### Instructions for the task
Leave the pictures out, and retype all of the material exactly as written.

### Records contained in a dataset
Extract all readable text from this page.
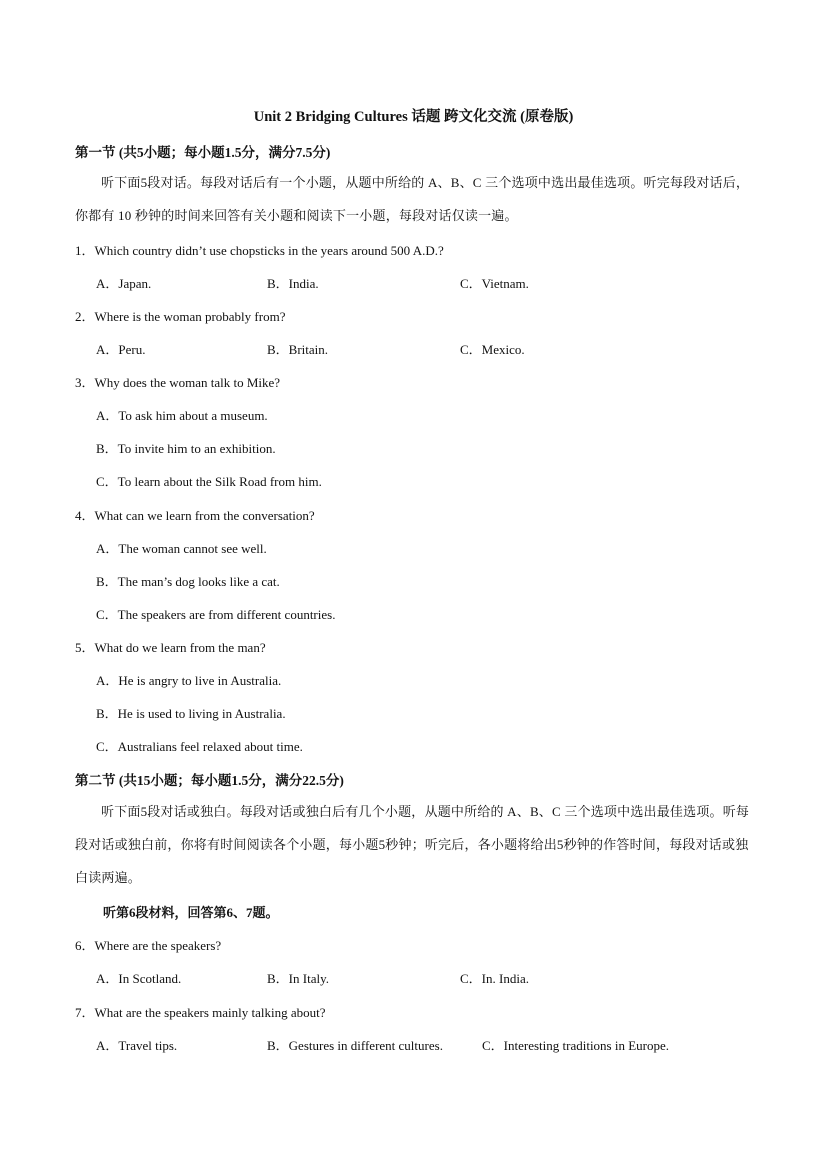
Unit 2 Bridging Cultures 话题 跨文化交流 (原卷版)
第一节 (共5小题；每小题1.5分，满分7.5分)
听下面5段对话。每段对话后有一个小题，从题中所给的 A、B、C 三个选项中选出最佳选项。听完每段对话后，你都有 10 秒钟的时间来回答有关小题和阅读下一小题，每段对话仅读一遍。
1．Which country didn’t use chopsticks in the years around 500 A.D.?
A．Japan.	B．India.	C．Vietnam.
2．Where is the woman probably from?
A．Peru.	B．Britain.	C．Mexico.
3．Why does the woman talk to Mike?
A．To ask him about a museum.
B．To invite him to an exhibition.
C．To learn about the Silk Road from him.
4．What can we learn from the conversation?
A．The woman cannot see well.
B．The man’s dog looks like a cat.
C．The speakers are from different countries.
5．What do we learn from the man?
A．He is angry to live in Australia.
B．He is used to living in Australia.
C．Australians feel relaxed about time.
第二节 (共15小题；每小题1.5分，满分22.5分)
听下面5段对话或独白。每段对话或独白后有几个小题，从题中所给的 A、B、C 三个选项中选出最佳选项。听每段对话或独白前，你将有时间阅读各个小题，每小题5秒钟；听完后，各小题将给出5秒钟的作答时间，每段对话或独白读两遍。
听第6段材料，回答第6、7题。
6．Where are the speakers?
A．In Scotland.	B．In Italy.	C．In. India.
7．What are the speakers mainly talking about?
A．Travel tips.	B．Gestures in different cultures.	C．Interesting traditions in Europe.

### Task result
Extract all readable text from this page.
Unit 2 Bridging Cultures 话题 跨文化交流 (原卷版)
第一节 (共5小题；每小题1.5分，满分7.5分)
听下面5段对话。每段对话后有一个小题，从题中所给的 A、B、C 三个选项中选出最佳选项。听完每段对话后，你都有 10 秒钟的时间来回答有关小题和阅读下一小题，每段对话仅读一遍。
1．Which country didn’t use chopsticks in the years around 500 A.D.?
A．Japan.	B．India.	C．Vietnam.
2．Where is the woman probably from?
A．Peru.	B．Britain.	C．Mexico.
3．Why does the woman talk to Mike?
A．To ask him about a museum.
B．To invite him to an exhibition.
C．To learn about the Silk Road from him.
4．What can we learn from the conversation?
A．The woman cannot see well.
B．The man’s dog looks like a cat.
C．The speakers are from different countries.
5．What do we learn from the man?
A．He is angry to live in Australia.
B．He is used to living in Australia.
C．Australians feel relaxed about time.
第二节 (共15小题；每小题1.5分，满分22.5分)
听下面5段对话或独白。每段对话或独白后有几个小题，从题中所给的 A、B、C 三个选项中选出最佳选项。听每段对话或独白前，你将有时间阅读各个小题，每小题5秒钟；听完后，各小题将给出5秒钟的作答时间，每段对话或独白读两遍。
听第6段材料，回答第6、7题。
6．Where are the speakers?
A．In Scotland.	B．In Italy.	C．In. India.
7．What are the speakers mainly talking about?
A．Travel tips.	B．Gestures in different cultures.	C．Interesting traditions in Europe.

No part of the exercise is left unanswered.